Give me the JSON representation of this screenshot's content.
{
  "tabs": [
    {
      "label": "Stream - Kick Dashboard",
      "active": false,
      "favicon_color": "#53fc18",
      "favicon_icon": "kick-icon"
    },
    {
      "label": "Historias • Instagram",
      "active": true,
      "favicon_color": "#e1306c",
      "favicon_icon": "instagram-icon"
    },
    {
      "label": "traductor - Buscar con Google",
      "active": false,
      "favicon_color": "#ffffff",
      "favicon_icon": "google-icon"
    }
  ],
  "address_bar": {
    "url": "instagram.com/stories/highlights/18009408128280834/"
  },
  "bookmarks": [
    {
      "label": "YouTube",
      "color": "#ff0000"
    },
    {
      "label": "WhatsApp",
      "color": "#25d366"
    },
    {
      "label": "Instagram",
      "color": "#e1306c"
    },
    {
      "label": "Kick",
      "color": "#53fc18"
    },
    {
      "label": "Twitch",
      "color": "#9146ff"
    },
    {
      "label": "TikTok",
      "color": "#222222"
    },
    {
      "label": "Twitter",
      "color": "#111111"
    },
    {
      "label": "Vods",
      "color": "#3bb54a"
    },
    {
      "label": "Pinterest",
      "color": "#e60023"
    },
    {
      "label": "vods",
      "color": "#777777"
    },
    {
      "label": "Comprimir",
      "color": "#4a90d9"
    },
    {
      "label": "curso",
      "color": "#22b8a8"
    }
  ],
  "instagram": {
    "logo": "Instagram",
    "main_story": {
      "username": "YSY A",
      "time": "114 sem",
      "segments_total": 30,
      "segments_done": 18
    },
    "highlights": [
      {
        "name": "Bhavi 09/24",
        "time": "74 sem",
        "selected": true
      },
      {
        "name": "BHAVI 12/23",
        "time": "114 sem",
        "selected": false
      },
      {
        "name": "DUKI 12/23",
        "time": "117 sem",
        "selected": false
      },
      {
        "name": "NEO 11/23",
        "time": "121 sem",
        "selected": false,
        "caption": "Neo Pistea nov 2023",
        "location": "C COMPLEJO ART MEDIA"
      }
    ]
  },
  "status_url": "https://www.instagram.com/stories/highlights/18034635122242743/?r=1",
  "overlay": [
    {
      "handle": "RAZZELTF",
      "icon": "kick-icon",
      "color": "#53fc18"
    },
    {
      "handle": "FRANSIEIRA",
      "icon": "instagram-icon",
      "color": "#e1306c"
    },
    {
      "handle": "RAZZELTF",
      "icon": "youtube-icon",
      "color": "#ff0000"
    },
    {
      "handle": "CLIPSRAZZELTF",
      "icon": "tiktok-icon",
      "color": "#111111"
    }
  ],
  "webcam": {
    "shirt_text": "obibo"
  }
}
--
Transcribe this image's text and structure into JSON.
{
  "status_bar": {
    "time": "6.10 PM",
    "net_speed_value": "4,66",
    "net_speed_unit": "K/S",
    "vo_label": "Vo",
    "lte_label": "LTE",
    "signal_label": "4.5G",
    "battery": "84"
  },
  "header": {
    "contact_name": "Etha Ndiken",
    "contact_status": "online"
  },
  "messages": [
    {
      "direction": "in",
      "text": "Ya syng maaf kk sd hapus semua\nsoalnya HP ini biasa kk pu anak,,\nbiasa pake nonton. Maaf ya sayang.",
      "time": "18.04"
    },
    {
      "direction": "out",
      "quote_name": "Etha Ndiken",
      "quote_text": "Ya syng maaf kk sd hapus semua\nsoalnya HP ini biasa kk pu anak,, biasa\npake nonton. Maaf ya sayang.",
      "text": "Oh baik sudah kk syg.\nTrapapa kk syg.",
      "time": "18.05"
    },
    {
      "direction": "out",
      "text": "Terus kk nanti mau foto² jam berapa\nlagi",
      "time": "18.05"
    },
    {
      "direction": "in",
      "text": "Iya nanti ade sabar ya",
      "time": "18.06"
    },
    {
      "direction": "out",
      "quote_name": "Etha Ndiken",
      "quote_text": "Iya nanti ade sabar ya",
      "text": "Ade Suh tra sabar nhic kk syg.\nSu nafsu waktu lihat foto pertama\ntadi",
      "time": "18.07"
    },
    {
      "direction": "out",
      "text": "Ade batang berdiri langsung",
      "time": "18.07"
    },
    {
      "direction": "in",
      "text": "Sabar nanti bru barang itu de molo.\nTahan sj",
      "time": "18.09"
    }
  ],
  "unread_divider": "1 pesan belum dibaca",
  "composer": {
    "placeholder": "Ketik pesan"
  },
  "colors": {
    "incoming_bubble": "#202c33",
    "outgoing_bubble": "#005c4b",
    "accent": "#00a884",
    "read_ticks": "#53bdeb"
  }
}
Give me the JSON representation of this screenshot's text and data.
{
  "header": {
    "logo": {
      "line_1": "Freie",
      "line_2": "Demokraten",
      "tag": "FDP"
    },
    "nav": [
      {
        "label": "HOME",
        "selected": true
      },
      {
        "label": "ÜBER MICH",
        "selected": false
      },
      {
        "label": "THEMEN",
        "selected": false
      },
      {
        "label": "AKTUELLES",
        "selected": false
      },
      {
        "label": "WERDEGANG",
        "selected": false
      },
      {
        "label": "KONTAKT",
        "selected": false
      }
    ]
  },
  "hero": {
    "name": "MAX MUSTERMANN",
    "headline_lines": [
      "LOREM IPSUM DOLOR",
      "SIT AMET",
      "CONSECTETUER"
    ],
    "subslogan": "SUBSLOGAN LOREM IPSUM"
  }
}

● **WHAT TO DO**
Copy each line from the data above that includes "nonton".

● **COMPLETE RESPONSE**
      "text": "Ya syng maaf kk sd hapus semua\nsoalnya HP ini biasa kk pu anak,,\nbiasa pake nonton. Maaf ya sayang.",
      "quote_text": "Ya syng maaf kk sd hapus semua\nsoalnya HP ini biasa kk pu anak,, biasa\npake nonton. Maaf ya sayang.",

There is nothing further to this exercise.